To-do list ▸
[1] Reproduce the passage of the solicitation of comments below from "Send paper comments" to "Washington, DC 20549-1090.".
[2] For each statement (a), (b) and (c), state yes or no as to whether the solicitation of comments below supports it, and quote the words of the solicitation of comments that decide it. (a) Paper comments are to be sent in triplicate. (b) The Commission removes personal identifying information from submissions before posting them. (c) Submissions should be made on or before August 15, 2011.

Supplied passage ▸
----------
IV. Solicitation of Comments



    Interested persons are invited to submit written data, views, and 

arguments concerning the foregoing, including whether the proposed rule 

change is consistent with the Act. Comments may be submitted by any of 

the following methods:



Electronic Comments



     Use the Commission's Internet comment form (http://www.sec.gov/rules/sro.shtml); or

     Send an e-mail to rule-comments@sec.gov. Please include 

File Number SR-BATS-2011-022 on the subject line.



Paper Comments



     Send paper comments in triplicate to Elizabeth M. Murphy, 

Secretary, Securities and Exchange Commission, 100 F Street, NE., 

Washington, DC 20549-1090.



All submissions should refer to File Number SR-BATS-2011-022. This file 

number should be included on the subject line if e-mail is used. To 

help the Commission process and review your comments more efficiently, 

please use only one method. The Commission will post all comments on 

the Commission's Internet Web site (http://www.sec.gov/rules/sro.shtml). Copies of the submission, all subsequent amendments, all 

written statements with respect to the proposed rule change that are 

filed with the Commission, and all written communications relating to 

the proposed rule change between the Commission and any person, other 

than those that may be withheld from the public in accordance with the 

provisions of 5 U.S.C. 552, will be available for Web site viewing and 

printing in the Commission's Public Reference Room, 100 F Street, NE., 

Washington, DC 20549, on official business days between the hours of 10 

a.m. and 3 p.m. Copies of the filing also will be available for 

inspection and copying at the principal office of the Exchange. All 

comments received will be posted without change; the Commission does 

not edit personal identifying information from submissions. You should 

submit only information that you wish to make available publicly. All 

submissions should refer to File Number SR-BATS-2011-022 and should be 

submitted on or before August 15, 2011.
----------
Data excerpts ▸
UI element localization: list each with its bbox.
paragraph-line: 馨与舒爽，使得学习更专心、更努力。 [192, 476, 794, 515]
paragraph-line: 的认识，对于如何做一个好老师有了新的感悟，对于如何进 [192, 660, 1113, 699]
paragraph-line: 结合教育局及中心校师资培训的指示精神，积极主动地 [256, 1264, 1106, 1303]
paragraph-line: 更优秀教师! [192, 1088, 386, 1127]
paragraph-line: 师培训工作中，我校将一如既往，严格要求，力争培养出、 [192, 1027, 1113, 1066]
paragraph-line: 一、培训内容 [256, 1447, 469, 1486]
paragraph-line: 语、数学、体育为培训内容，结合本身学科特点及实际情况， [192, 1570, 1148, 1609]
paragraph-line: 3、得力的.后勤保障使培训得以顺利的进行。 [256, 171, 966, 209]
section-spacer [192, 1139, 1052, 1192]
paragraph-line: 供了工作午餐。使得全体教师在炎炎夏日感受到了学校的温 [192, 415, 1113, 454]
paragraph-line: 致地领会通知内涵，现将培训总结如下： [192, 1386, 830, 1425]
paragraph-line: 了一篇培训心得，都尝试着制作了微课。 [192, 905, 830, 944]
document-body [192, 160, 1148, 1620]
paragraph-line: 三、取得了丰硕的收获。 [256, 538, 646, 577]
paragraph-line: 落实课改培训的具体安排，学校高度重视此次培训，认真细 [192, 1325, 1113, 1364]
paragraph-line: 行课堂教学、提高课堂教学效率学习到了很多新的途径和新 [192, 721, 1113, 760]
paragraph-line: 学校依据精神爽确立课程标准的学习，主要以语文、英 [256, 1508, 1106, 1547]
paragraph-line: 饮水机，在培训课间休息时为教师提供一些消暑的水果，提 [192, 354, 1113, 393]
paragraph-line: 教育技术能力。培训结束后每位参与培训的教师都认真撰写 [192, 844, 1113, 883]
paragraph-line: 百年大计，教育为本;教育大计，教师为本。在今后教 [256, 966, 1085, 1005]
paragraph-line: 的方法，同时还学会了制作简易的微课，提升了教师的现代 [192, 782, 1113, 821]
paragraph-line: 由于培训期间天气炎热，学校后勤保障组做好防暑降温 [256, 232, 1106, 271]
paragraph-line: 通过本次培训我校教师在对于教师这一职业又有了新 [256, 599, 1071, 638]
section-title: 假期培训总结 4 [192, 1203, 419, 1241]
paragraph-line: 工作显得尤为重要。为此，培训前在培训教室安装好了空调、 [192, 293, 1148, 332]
----------
Exercise responses ▸
[1]
Send paper comments in triplicate to Elizabeth M. Murphy, 

Secretary, Securities and Exchange Commission, 100 F Street, NE., 

Washington, DC 20549-1090.

[2]
(a) Yes: "Send paper comments in triplicate"
(b) No: "the Commission does not edit personal identifying information from submissions"
(c) Yes: "submitted on or before August 15, 2011"